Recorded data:
+--

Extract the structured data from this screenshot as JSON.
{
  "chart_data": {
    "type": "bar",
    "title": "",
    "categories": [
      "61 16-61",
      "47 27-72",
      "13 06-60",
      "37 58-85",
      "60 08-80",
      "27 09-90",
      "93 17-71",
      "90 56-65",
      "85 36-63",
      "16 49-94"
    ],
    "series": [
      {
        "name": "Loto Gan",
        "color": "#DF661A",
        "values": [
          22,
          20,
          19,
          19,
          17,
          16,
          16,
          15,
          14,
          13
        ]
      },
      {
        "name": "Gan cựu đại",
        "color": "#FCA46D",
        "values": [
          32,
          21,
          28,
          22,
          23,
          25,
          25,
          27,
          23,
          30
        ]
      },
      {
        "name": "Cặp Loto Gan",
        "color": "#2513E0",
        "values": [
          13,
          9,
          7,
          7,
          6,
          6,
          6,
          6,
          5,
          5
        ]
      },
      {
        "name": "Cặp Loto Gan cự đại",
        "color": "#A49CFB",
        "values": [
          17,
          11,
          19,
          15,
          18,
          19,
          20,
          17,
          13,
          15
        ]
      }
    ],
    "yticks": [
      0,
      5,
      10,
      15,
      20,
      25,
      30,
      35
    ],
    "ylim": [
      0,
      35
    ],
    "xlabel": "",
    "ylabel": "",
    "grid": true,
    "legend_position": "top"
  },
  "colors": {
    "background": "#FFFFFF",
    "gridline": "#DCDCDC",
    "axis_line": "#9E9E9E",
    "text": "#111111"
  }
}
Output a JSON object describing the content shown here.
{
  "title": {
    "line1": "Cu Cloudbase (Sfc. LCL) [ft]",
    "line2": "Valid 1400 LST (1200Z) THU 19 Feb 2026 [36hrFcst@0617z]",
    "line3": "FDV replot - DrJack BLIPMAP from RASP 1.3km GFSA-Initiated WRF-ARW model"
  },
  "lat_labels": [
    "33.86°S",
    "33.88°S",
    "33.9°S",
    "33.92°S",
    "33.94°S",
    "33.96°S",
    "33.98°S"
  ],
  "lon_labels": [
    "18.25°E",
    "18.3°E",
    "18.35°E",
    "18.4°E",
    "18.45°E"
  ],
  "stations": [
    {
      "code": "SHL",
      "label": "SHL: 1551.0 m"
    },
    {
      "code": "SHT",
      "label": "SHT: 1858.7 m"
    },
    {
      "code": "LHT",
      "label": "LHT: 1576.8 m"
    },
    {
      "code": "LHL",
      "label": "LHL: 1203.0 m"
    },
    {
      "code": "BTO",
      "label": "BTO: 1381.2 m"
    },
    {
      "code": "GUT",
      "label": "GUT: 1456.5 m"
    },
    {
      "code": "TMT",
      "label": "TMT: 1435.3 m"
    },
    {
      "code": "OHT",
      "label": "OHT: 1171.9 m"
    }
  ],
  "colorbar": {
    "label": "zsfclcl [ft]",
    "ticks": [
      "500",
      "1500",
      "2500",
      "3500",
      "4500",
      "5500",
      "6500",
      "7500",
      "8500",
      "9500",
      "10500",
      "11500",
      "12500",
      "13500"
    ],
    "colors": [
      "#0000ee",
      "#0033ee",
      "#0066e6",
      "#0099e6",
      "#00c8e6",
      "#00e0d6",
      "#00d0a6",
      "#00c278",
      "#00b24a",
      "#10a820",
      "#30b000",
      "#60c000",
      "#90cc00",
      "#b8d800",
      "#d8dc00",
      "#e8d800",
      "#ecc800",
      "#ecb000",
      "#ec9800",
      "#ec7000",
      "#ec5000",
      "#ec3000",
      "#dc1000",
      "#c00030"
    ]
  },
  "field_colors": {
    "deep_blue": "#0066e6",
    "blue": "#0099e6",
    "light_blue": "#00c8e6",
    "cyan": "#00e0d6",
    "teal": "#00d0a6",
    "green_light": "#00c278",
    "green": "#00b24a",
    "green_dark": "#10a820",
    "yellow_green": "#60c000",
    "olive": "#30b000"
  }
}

+--

● **What is needed**: Quote the listing in full, please, keeping every line exact.

● **Solution to this exercise**:
Extract the structured data from this screenshot as JSON.
{
  "chart_data": {
    "type": "bar",
    "title": "",
    "categories": [
      "61 16-61",
      "47 27-72",
      "13 06-60",
      "37 58-85",
      "60 08-80",
      "27 09-90",
      "93 17-71",
      "90 56-65",
      "85 36-63",
      "16 49-94"
    ],
    "series": [
      {
        "name": "Loto Gan",
        "color": "#DF661A",
        "values": [
          22,
          20,
          19,
          19,
          17,
          16,
          16,
          15,
          14,
          13
        ]
      },
      {
        "name": "Gan cựu đại",
        "color": "#FCA46D",
        "values": [
          32,
          21,
          28,
          22,
          23,
          25,
          25,
          27,
          23,
          30
        ]
      },
      {
        "name": "Cặp Loto Gan",
        "color": "#2513E0",
        "values": [
          13,
          9,
          7,
          7,
          6,
          6,
          6,
          6,
          5,
          5
        ]
      },
      {
        "name": "Cặp Loto Gan cự đại",
        "color": "#A49CFB",
        "values": [
          17,
          11,
          19,
          15,
          18,
          19,
          20,
          17,
          13,
          15
        ]
      }
    ],
    "yticks": [
      0,
      5,
      10,
      15,
      20,
      25,
      30,
      35
    ],
    "ylim": [
      0,
      35
    ],
    "xlabel": "",
    "ylabel": "",
    "grid": true,
    "legend_position": "top"
  },
  "colors": {
    "background": "#FFFFFF",
    "gridline": "#DCDCDC",
    "axis_line": "#9E9E9E",
    "text": "#111111"
  }
}
Output a JSON object describing the content shown here.
{
  "title": {
    "line1": "Cu Cloudbase (Sfc. LCL) [ft]",
    "line2": "Valid 1400 LST (1200Z) THU 19 Feb 2026 [36hrFcst@0617z]",
    "line3": "FDV replot - DrJack BLIPMAP from RASP 1.3km GFSA-Initiated WRF-ARW model"
  },
  "lat_labels": [
    "33.86°S",
    "33.88°S",
    "33.9°S",
    "33.92°S",
    "33.94°S",
    "33.96°S",
    "33.98°S"
  ],
  "lon_labels": [
    "18.25°E",
    "18.3°E",
    "18.35°E",
    "18.4°E",
    "18.45°E"
  ],
  "stations": [
    {
      "code": "SHL",
      "label": "SHL: 1551.0 m"
    },
    {
      "code": "SHT",
      "label": "SHT: 1858.7 m"
    },
    {
      "code": "LHT",
      "label": "LHT: 1576.8 m"
    },
    {
      "code": "LHL",
      "label": "LHL: 1203.0 m"
    },
    {
      "code": "BTO",
      "label": "BTO: 1381.2 m"
    },
    {
      "code": "GUT",
      "label": "GUT: 1456.5 m"
    },
    {
      "code": "TMT",
      "label": "TMT: 1435.3 m"
    },
    {
      "code": "OHT",
      "label": "OHT: 1171.9 m"
    }
  ],
  "colorbar": {
    "label": "zsfclcl [ft]",
    "ticks": [
      "500",
      "1500",
      "2500",
      "3500",
      "4500",
      "5500",
      "6500",
      "7500",
      "8500",
      "9500",
      "10500",
      "11500",
      "12500",
      "13500"
    ],
    "colors": [
      "#0000ee",
      "#0033ee",
      "#0066e6",
      "#0099e6",
      "#00c8e6",
      "#00e0d6",
      "#00d0a6",
      "#00c278",
      "#00b24a",
      "#10a820",
      "#30b000",
      "#60c000",
      "#90cc00",
      "#b8d800",
      "#d8dc00",
      "#e8d800",
      "#ecc800",
      "#ecb000",
      "#ec9800",
      "#ec7000",
      "#ec5000",
      "#ec3000",
      "#dc1000",
      "#c00030"
    ]
  },
  "field_colors": {
    "deep_blue": "#0066e6",
    "blue": "#0099e6",
    "light_blue": "#00c8e6",
    "cyan": "#00e0d6",
    "teal": "#00d0a6",
    "green_light": "#00c278",
    "green": "#00b24a",
    "green_dark": "#10a820",
    "yellow_green": "#60c000",
    "olive": "#30b000"
  }
}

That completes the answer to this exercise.